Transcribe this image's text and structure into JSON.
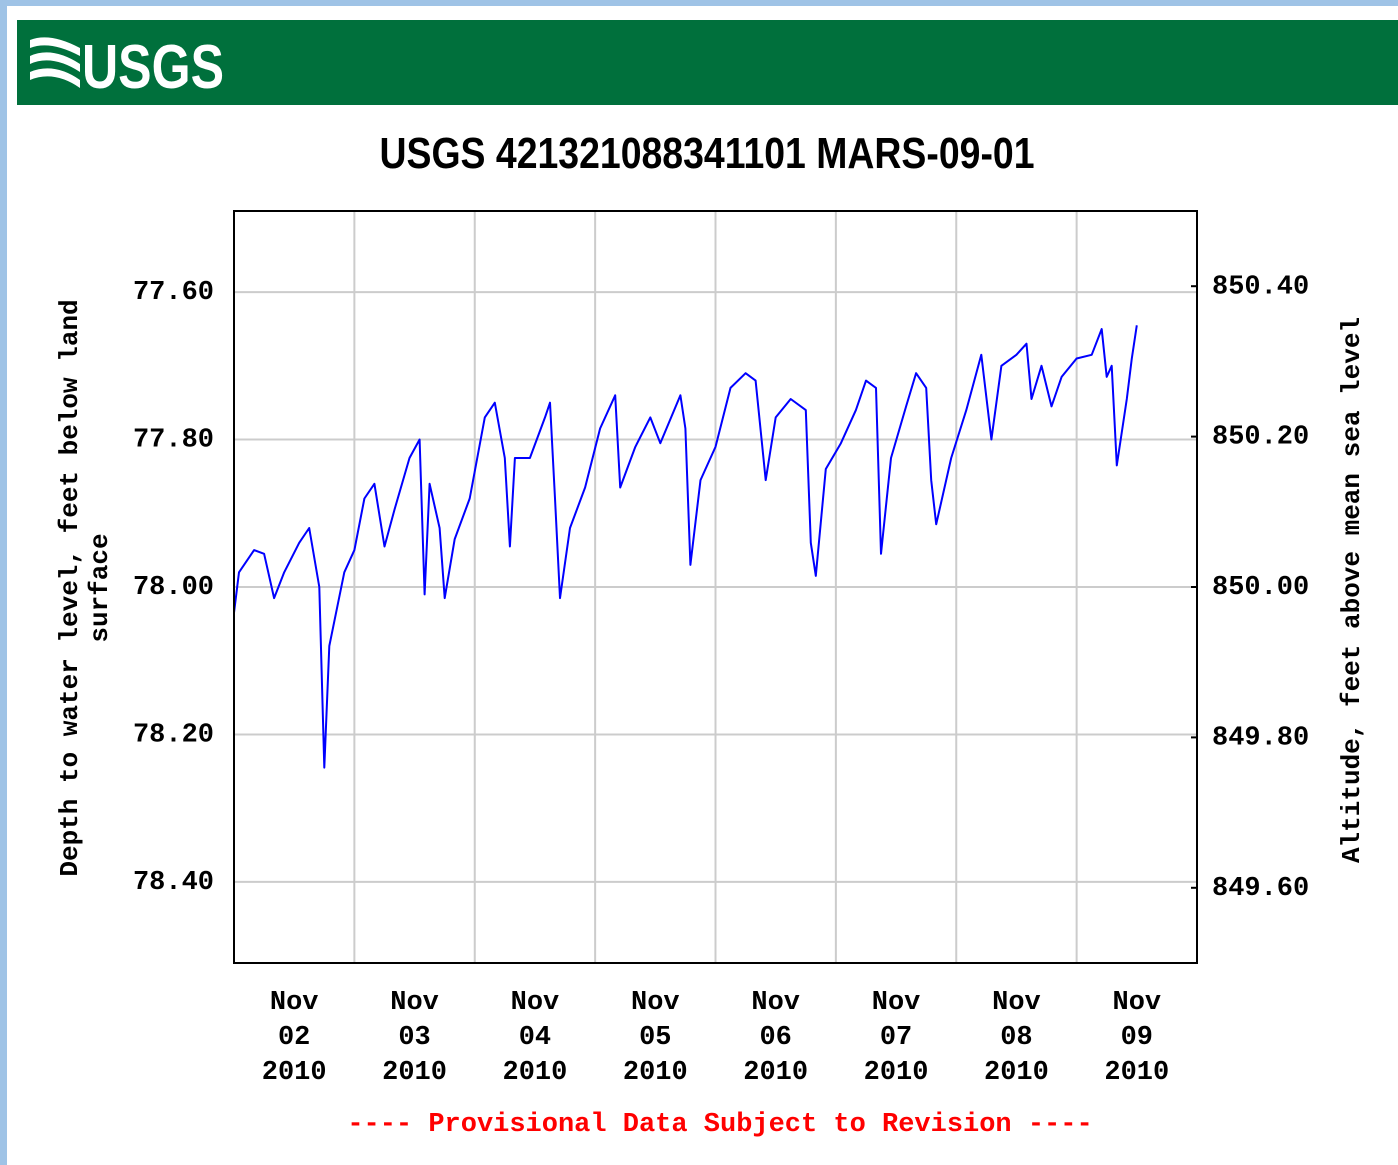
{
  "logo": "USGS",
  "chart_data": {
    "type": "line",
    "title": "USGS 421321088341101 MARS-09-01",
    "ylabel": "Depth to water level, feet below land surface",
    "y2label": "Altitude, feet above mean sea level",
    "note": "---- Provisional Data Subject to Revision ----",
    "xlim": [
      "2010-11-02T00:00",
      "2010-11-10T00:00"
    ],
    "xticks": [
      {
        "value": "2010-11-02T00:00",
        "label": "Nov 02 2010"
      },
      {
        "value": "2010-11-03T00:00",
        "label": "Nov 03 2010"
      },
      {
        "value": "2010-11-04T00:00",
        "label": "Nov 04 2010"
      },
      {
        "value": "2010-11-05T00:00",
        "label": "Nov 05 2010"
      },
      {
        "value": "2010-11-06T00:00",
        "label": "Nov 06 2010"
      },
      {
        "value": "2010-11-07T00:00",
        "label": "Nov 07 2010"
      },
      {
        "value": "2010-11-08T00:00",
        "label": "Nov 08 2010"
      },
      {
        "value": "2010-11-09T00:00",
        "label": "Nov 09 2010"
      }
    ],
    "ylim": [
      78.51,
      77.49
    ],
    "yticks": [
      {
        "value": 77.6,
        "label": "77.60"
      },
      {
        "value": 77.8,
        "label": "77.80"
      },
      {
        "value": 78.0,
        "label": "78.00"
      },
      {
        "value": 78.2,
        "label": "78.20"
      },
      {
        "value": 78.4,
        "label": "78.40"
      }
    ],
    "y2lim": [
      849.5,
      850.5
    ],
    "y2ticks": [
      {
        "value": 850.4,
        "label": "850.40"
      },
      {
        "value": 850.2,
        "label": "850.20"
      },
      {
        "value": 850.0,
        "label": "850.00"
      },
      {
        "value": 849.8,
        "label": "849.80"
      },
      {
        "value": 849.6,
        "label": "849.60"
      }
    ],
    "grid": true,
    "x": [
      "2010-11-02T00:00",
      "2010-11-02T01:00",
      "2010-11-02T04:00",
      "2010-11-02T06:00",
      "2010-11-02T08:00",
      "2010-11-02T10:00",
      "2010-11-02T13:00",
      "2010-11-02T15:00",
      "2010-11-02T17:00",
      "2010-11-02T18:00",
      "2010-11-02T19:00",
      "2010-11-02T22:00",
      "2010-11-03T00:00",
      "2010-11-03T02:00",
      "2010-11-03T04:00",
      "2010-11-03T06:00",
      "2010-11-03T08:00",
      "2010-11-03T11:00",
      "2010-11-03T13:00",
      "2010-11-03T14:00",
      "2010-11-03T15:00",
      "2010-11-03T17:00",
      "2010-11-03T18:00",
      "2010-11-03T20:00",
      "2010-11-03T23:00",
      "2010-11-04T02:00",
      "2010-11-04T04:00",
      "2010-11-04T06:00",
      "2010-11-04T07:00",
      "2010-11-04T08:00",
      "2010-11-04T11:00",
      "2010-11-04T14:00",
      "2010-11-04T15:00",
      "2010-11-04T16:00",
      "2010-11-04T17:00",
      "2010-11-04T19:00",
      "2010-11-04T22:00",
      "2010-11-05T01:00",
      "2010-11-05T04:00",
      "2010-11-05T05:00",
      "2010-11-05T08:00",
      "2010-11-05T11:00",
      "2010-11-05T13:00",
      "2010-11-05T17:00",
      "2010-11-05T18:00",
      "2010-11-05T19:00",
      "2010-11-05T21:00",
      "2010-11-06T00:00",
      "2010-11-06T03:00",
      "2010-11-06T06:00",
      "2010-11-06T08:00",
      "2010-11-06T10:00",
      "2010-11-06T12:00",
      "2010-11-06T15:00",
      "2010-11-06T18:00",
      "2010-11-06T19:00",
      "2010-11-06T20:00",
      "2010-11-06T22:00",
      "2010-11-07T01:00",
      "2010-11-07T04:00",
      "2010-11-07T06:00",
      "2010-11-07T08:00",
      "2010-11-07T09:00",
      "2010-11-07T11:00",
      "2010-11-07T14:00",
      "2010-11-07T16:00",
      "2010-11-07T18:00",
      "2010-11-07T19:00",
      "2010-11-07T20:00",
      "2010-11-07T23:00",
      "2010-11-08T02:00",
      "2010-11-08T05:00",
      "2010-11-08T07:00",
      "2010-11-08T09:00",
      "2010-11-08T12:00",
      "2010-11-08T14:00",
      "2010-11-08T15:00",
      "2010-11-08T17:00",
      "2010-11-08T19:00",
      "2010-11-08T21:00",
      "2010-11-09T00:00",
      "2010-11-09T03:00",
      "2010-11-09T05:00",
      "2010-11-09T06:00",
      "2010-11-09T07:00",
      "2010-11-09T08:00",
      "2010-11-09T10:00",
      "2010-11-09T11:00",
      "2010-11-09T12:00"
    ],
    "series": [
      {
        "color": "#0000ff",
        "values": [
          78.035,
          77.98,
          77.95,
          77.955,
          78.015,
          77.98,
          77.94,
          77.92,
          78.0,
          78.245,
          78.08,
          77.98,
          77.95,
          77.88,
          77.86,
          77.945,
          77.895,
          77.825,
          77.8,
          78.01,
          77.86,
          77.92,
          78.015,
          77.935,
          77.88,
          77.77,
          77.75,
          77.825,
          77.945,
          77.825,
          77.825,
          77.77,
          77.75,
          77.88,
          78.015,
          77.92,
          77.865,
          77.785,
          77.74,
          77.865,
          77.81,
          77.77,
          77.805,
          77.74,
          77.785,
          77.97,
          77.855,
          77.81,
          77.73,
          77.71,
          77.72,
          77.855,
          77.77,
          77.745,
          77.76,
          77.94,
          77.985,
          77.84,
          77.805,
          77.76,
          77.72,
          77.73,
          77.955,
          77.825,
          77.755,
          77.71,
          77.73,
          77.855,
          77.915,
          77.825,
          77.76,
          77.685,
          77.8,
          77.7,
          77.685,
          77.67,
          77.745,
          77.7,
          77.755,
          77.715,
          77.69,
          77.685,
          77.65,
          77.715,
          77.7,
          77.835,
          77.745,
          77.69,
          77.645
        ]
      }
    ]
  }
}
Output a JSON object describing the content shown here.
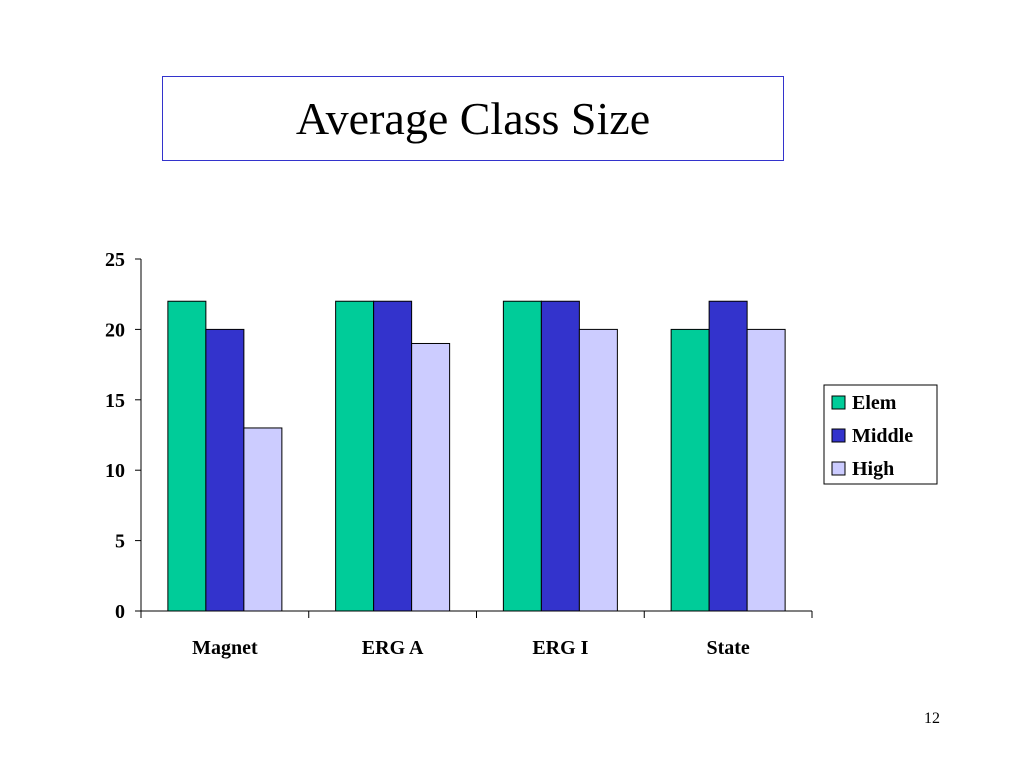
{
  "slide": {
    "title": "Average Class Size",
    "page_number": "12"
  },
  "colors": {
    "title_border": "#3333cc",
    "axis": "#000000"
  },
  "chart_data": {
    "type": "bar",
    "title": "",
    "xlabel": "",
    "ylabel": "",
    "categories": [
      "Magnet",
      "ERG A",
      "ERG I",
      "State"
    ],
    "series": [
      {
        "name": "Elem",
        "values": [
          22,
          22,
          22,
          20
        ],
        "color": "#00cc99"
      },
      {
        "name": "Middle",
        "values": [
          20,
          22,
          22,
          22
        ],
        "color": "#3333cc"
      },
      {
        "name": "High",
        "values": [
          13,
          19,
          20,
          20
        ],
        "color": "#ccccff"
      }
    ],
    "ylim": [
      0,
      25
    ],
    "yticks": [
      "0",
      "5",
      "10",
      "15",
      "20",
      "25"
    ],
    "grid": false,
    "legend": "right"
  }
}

▶ **INSTRUCTION**
Write out the entries above verbatim; the pictures do not belong in your copy.

▶ **RESULT FOR THIS TASK**
Transcribe this image's text and structure into JSON.
{
  "logo": "USGS",
  "chart_data": {
    "type": "line",
    "title": "USGS 421321088341101 MARS-09-01",
    "ylabel": "Depth to water level, feet below land surface",
    "y2label": "Altitude, feet above mean sea level",
    "note": "---- Provisional Data Subject to Revision ----",
    "xlim": [
      "2010-11-02T00:00",
      "2010-11-10T00:00"
    ],
    "xticks": [
      {
        "value": "2010-11-02T00:00",
        "label": "Nov 02 2010"
      },
      {
        "value": "2010-11-03T00:00",
        "label": "Nov 03 2010"
      },
      {
        "value": "2010-11-04T00:00",
        "label": "Nov 04 2010"
      },
      {
        "value": "2010-11-05T00:00",
        "label": "Nov 05 2010"
      },
      {
        "value": "2010-11-06T00:00",
        "label": "Nov 06 2010"
      },
      {
        "value": "2010-11-07T00:00",
        "label": "Nov 07 2010"
      },
      {
        "value": "2010-11-08T00:00",
        "label": "Nov 08 2010"
      },
      {
        "value": "2010-11-09T00:00",
        "label": "Nov 09 2010"
      }
    ],
    "ylim": [
      78.51,
      77.49
    ],
    "yticks": [
      {
        "value": 77.6,
        "label": "77.60"
      },
      {
        "value": 77.8,
        "label": "77.80"
      },
      {
        "value": 78.0,
        "label": "78.00"
      },
      {
        "value": 78.2,
        "label": "78.20"
      },
      {
        "value": 78.4,
        "label": "78.40"
      }
    ],
    "y2lim": [
      849.5,
      850.5
    ],
    "y2ticks": [
      {
        "value": 850.4,
        "label": "850.40"
      },
      {
        "value": 850.2,
        "label": "850.20"
      },
      {
        "value": 850.0,
        "label": "850.00"
      },
      {
        "value": 849.8,
        "label": "849.80"
      },
      {
        "value": 849.6,
        "label": "849.60"
      }
    ],
    "grid": true,
    "x": [
      "2010-11-02T00:00",
      "2010-11-02T01:00",
      "2010-11-02T04:00",
      "2010-11-02T06:00",
      "2010-11-02T08:00",
      "2010-11-02T10:00",
      "2010-11-02T13:00",
      "2010-11-02T15:00",
      "2010-11-02T17:00",
      "2010-11-02T18:00",
      "2010-11-02T19:00",
      "2010-11-02T22:00",
      "2010-11-03T00:00",
      "2010-11-03T02:00",
      "2010-11-03T04:00",
      "2010-11-03T06:00",
      "2010-11-03T08:00",
      "2010-11-03T11:00",
      "2010-11-03T13:00",
      "2010-11-03T14:00",
      "2010-11-03T15:00",
      "2010-11-03T17:00",
      "2010-11-03T18:00",
      "2010-11-03T20:00",
      "2010-11-03T23:00",
      "2010-11-04T02:00",
      "2010-11-04T04:00",
      "2010-11-04T06:00",
      "2010-11-04T07:00",
      "2010-11-04T08:00",
      "2010-11-04T11:00",
      "2010-11-04T14:00",
      "2010-11-04T15:00",
      "2010-11-04T16:00",
      "2010-11-04T17:00",
      "2010-11-04T19:00",
      "2010-11-04T22:00",
      "2010-11-05T01:00",
      "2010-11-05T04:00",
      "2010-11-05T05:00",
      "2010-11-05T08:00",
      "2010-11-05T11:00",
      "2010-11-05T13:00",
      "2010-11-05T17:00",
      "2010-11-05T18:00",
      "2010-11-05T19:00",
      "2010-11-05T21:00",
      "2010-11-06T00:00",
      "2010-11-06T03:00",
      "2010-11-06T06:00",
      "2010-11-06T08:00",
      "2010-11-06T10:00",
      "2010-11-06T12:00",
      "2010-11-06T15:00",
      "2010-11-06T18:00",
      "2010-11-06T19:00",
      "2010-11-06T20:00",
      "2010-11-06T22:00",
      "2010-11-07T01:00",
      "2010-11-07T04:00",
      "2010-11-07T06:00",
      "2010-11-07T08:00",
      "2010-11-07T09:00",
      "2010-11-07T11:00",
      "2010-11-07T14:00",
      "2010-11-07T16:00",
      "2010-11-07T18:00",
      "2010-11-07T19:00",
      "2010-11-07T20:00",
      "2010-11-07T23:00",
      "2010-11-08T02:00",
      "2010-11-08T05:00",
      "2010-11-08T07:00",
      "2010-11-08T09:00",
      "2010-11-08T12:00",
      "2010-11-08T14:00",
      "2010-11-08T15:00",
      "2010-11-08T17:00",
      "2010-11-08T19:00",
      "2010-11-08T21:00",
      "2010-11-09T00:00",
      "2010-11-09T03:00",
      "2010-11-09T05:00",
      "2010-11-09T06:00",
      "2010-11-09T07:00",
      "2010-11-09T08:00",
      "2010-11-09T10:00",
      "2010-11-09T11:00",
      "2010-11-09T12:00"
    ],
    "series": [
      {
        "color": "#0000ff",
        "values": [
          78.035,
          77.98,
          77.95,
          77.955,
          78.015,
          77.98,
          77.94,
          77.92,
          78.0,
          78.245,
          78.08,
          77.98,
          77.95,
          77.88,
          77.86,
          77.945,
          77.895,
          77.825,
          77.8,
          78.01,
          77.86,
          77.92,
          78.015,
          77.935,
          77.88,
          77.77,
          77.75,
          77.825,
          77.945,
          77.825,
          77.825,
          77.77,
          77.75,
          77.88,
          78.015,
          77.92,
          77.865,
          77.785,
          77.74,
          77.865,
          77.81,
          77.77,
          77.805,
          77.74,
          77.785,
          77.97,
          77.855,
          77.81,
          77.73,
          77.71,
          77.72,
          77.855,
          77.77,
          77.745,
          77.76,
          77.94,
          77.985,
          77.84,
          77.805,
          77.76,
          77.72,
          77.73,
          77.955,
          77.825,
          77.755,
          77.71,
          77.73,
          77.855,
          77.915,
          77.825,
          77.76,
          77.685,
          77.8,
          77.7,
          77.685,
          77.67,
          77.745,
          77.7,
          77.755,
          77.715,
          77.69,
          77.685,
          77.65,
          77.715,
          77.7,
          77.835,
          77.745,
          77.69,
          77.645
        ]
      }
    ]
  }
}
Output a JSON object describing the content shown here.
{
  "slide": {
    "title": "Average Class Size",
    "page_number": "12"
  },
  "colors": {
    "title_border": "#3333cc",
    "axis": "#000000"
  },
  "chart_data": {
    "type": "bar",
    "title": "",
    "xlabel": "",
    "ylabel": "",
    "categories": [
      "Magnet",
      "ERG A",
      "ERG I",
      "State"
    ],
    "series": [
      {
        "name": "Elem",
        "values": [
          22,
          22,
          22,
          20
        ],
        "color": "#00cc99"
      },
      {
        "name": "Middle",
        "values": [
          20,
          22,
          22,
          22
        ],
        "color": "#3333cc"
      },
      {
        "name": "High",
        "values": [
          13,
          19,
          20,
          20
        ],
        "color": "#ccccff"
      }
    ],
    "ylim": [
      0,
      25
    ],
    "yticks": [
      "0",
      "5",
      "10",
      "15",
      "20",
      "25"
    ],
    "grid": false,
    "legend": "right"
  }
}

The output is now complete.